#### Directive 1
In the essay on never fitting in, list each detail that appears beneath the title, before the essay begins.
#### Directive 2
In the essay on never fitting in, which Myers-Briggs personality type does the writer report having?
#### Directive 3
Pick up the essay on never fitting in after its final sentence and write the next part.

#### Selection
How Never “Fitting in” Has Made Me a Natural Leader

Carter Pochynok
On Breaking the Mold
10 min readOct 22, 2019

Growing up, I never fit in and to this day I’m sure most people consider me something of an iconoclastic weirdo. My difference from most of society boils down to two things from my point of view:

My startup; Our platform is still under construction here: https://mobiusaudio.live

For starters, I’ve always had a unique personality type that many find difficult to interpret if they don’t know me well enough to understand the way I think. I can’t tell you how many times I’ve had miscommunications because of the assumptions others have made about what’s apparent in my words or actions. According to the Myers-Briggs personality test, I’m an INFJ-T type personality. The rarest of all personality types. Having issues with CPTSD and the social anxiety that comes with it certainly doesn’t help my issue with relating to others “properly”.

Second, I’ve had a uniquely difficult path that has served a dual purpose: both to test my strength in ways many people could only imagine and to alienate me from the feelings of being connected with society at-large. When I was five my mother violently divorced my father for a registered sex offender, and then spent first grade being smuggled across a state line weekly to avoid the appearance of violating a divorce agreement for visitation rights after my mother moved out-of-state. At the end of that school year, I was raped in a bathroom stall by another student only to be brushed off because the story was too incredible coming from an eccentric first-grader. To top it off, three months later my mother passed away at police hands while she and her pedophile fiancee tried to murder my father in his own home to end the custody battle for my sister and I.

#### Recorded information
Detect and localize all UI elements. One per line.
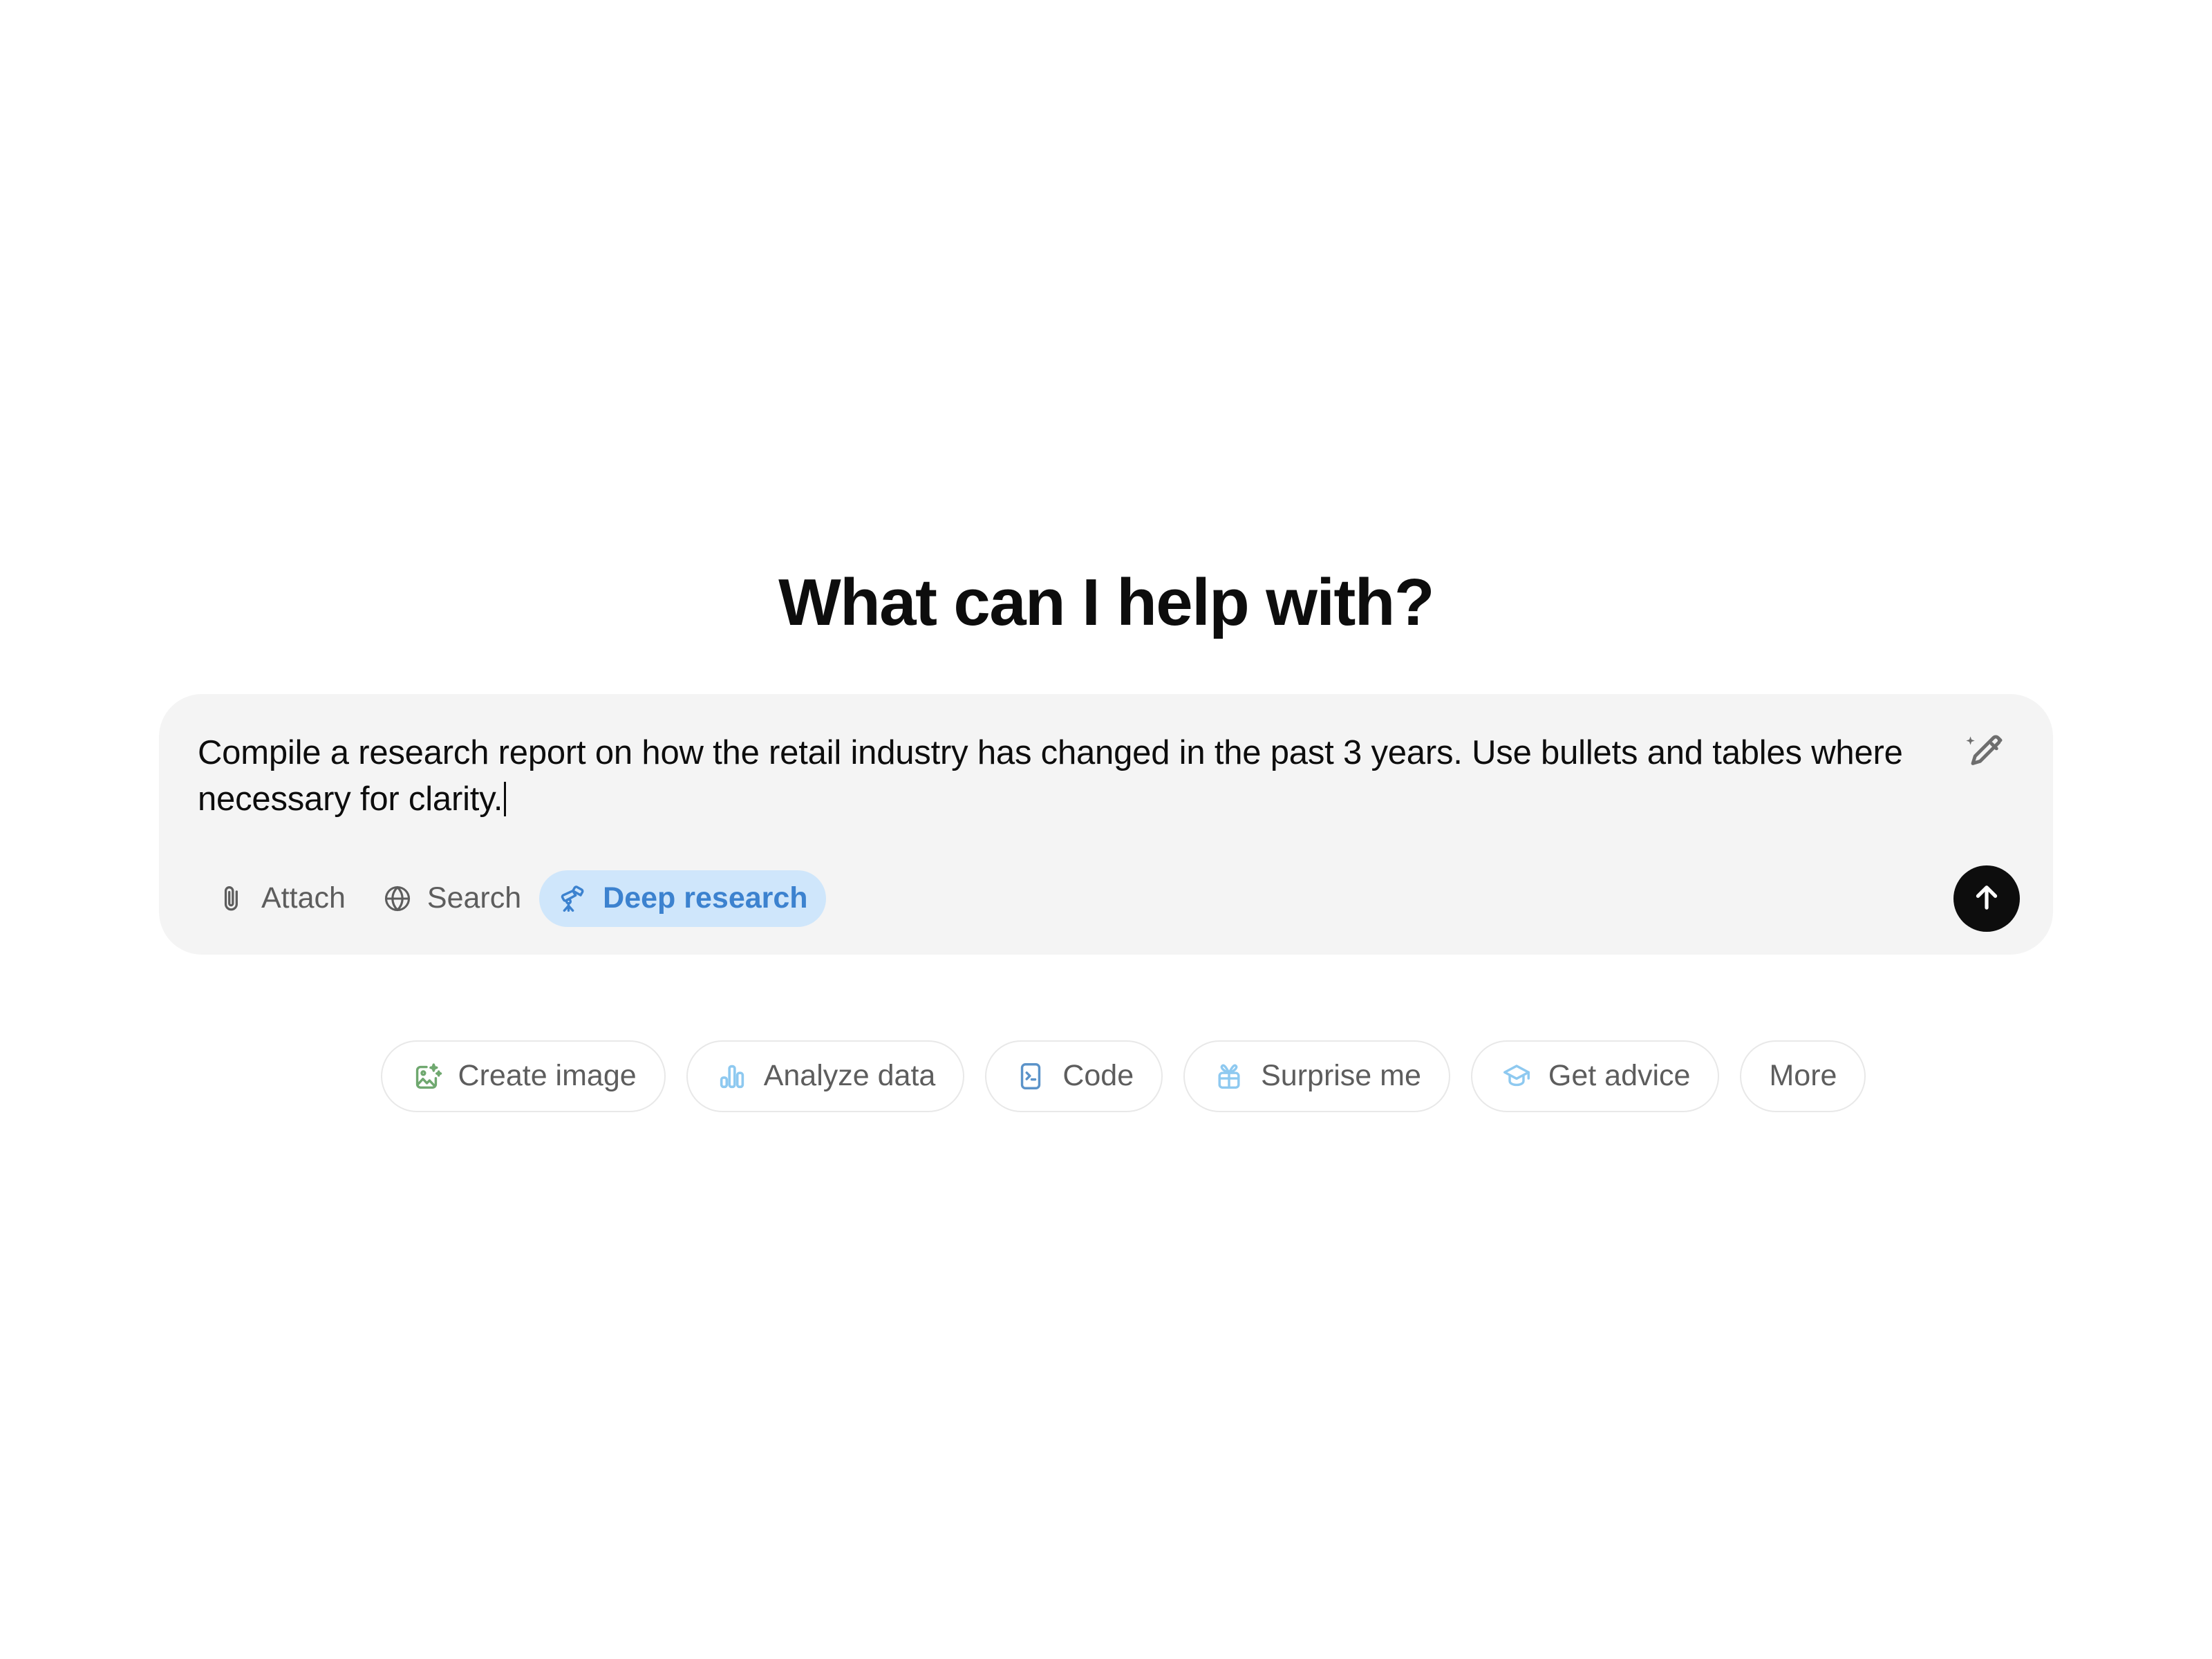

#### Written answer 1
Carter Pochynok; On Breaking the Mold; 10 min read; Oct 22, 2019

#### Written answer 2
INFJ-T

#### Written answer 3
Most citizens of the first world can’t really relate to the experiences I detail above… especially not when you consider I had gone through all of this by the age of seven. I don’t say this to downplay the struggles of others at all. We all have our own path to walk in life and we all deal with these traumas differently. But, for you to understand who I am now its entirely necessary to understand who and what I come from because I’m certainly a special blend. If you look at it through a purely psychometric lens, I may very well have ended up being some sort of psychopathic criminal if I had made some of the wrong choices and kept some of the wrong people in my life.

Struggling to Find Myself

My father and I have never seen eye-to-eye, even from a young age. We were always very different in all the right ways and similar in all the wrong ones. We’re both extremely tenacious and determined personalities. We are the two most stubborn people I’ve ever met in my life and when we want something, we pursue it with an unrivaled single-mindedness. These qualities make he and I strong leaders in what we pursue, but they also tend to create lots of opportunities for conflict when he and I hold very different outlooks on life.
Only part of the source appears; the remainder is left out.